(Stored records)
------------------------------------------------------------
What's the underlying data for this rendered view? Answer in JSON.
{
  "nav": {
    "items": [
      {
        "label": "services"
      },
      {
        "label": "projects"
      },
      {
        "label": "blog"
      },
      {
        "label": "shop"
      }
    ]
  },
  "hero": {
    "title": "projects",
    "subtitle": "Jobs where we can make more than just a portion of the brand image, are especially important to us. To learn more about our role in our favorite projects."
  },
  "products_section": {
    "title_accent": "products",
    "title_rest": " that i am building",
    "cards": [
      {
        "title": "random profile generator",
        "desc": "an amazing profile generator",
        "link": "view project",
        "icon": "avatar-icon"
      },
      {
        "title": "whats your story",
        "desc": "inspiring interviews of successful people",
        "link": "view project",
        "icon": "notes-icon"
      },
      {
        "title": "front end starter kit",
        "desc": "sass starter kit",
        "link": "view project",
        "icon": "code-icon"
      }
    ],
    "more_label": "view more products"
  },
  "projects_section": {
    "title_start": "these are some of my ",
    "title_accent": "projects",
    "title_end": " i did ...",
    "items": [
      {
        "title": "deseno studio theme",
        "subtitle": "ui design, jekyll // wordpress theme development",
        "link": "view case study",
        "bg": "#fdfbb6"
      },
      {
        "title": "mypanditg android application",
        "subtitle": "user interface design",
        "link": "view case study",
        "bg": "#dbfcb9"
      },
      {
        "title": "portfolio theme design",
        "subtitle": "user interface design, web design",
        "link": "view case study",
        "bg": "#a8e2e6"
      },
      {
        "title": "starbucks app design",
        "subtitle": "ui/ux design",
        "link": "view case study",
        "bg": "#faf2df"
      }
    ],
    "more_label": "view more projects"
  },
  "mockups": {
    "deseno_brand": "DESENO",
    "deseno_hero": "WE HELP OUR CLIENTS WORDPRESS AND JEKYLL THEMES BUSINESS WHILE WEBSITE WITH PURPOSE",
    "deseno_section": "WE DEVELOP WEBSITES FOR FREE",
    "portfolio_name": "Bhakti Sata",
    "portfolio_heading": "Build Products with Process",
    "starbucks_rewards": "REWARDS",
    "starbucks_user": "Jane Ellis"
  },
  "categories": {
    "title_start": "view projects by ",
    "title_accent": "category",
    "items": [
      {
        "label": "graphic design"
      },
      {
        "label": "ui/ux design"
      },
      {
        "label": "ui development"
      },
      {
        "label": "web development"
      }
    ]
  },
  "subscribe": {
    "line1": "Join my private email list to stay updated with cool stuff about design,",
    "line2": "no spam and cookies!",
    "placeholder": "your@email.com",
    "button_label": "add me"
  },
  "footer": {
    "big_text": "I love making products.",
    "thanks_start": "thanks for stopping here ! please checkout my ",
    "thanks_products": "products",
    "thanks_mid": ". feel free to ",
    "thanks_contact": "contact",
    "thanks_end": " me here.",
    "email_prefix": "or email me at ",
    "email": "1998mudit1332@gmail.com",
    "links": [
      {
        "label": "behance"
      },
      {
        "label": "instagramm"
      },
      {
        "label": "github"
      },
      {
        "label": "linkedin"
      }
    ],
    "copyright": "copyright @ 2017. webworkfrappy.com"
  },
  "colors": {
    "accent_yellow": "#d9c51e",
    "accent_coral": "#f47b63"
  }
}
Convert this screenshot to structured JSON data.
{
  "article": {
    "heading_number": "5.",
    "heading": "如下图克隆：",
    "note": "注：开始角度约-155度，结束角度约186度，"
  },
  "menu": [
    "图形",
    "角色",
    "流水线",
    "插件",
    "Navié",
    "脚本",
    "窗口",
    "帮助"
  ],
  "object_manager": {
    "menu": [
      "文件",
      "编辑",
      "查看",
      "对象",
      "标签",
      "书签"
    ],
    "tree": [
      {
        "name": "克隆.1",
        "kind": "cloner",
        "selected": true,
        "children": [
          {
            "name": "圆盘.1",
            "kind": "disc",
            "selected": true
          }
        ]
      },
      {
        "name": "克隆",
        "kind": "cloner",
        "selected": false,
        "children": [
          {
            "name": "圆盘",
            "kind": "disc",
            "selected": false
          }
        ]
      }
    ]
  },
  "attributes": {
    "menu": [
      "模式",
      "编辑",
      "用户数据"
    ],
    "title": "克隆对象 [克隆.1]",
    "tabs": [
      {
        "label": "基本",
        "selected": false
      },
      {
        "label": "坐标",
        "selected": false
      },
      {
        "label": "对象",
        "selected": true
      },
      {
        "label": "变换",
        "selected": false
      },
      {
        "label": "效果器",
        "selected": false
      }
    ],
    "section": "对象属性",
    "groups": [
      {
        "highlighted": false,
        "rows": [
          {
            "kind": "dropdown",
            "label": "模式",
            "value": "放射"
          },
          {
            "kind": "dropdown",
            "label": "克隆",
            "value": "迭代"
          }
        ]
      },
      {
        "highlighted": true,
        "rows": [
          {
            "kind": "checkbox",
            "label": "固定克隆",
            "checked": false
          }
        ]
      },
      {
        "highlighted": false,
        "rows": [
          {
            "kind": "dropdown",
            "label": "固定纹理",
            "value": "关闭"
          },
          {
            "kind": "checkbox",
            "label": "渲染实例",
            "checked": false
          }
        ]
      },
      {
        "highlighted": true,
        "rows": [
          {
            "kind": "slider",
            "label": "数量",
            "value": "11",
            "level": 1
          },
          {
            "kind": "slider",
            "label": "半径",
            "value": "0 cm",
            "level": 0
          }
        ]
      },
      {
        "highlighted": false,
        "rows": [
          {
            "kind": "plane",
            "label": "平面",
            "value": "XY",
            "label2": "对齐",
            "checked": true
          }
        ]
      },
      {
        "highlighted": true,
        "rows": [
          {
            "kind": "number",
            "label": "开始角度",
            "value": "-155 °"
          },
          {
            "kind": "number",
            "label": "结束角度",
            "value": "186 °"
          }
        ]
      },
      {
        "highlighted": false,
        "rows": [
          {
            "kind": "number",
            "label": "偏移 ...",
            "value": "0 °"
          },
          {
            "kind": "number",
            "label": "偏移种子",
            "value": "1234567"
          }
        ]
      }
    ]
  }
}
------------------------------------------------------------
### PROBLEM REQUIREMENTS
Search the data for "starter". Copy every line that has it.

### COMPLETED EXERCISE
        "title": "front end starter kit",
        "desc": "sass starter kit",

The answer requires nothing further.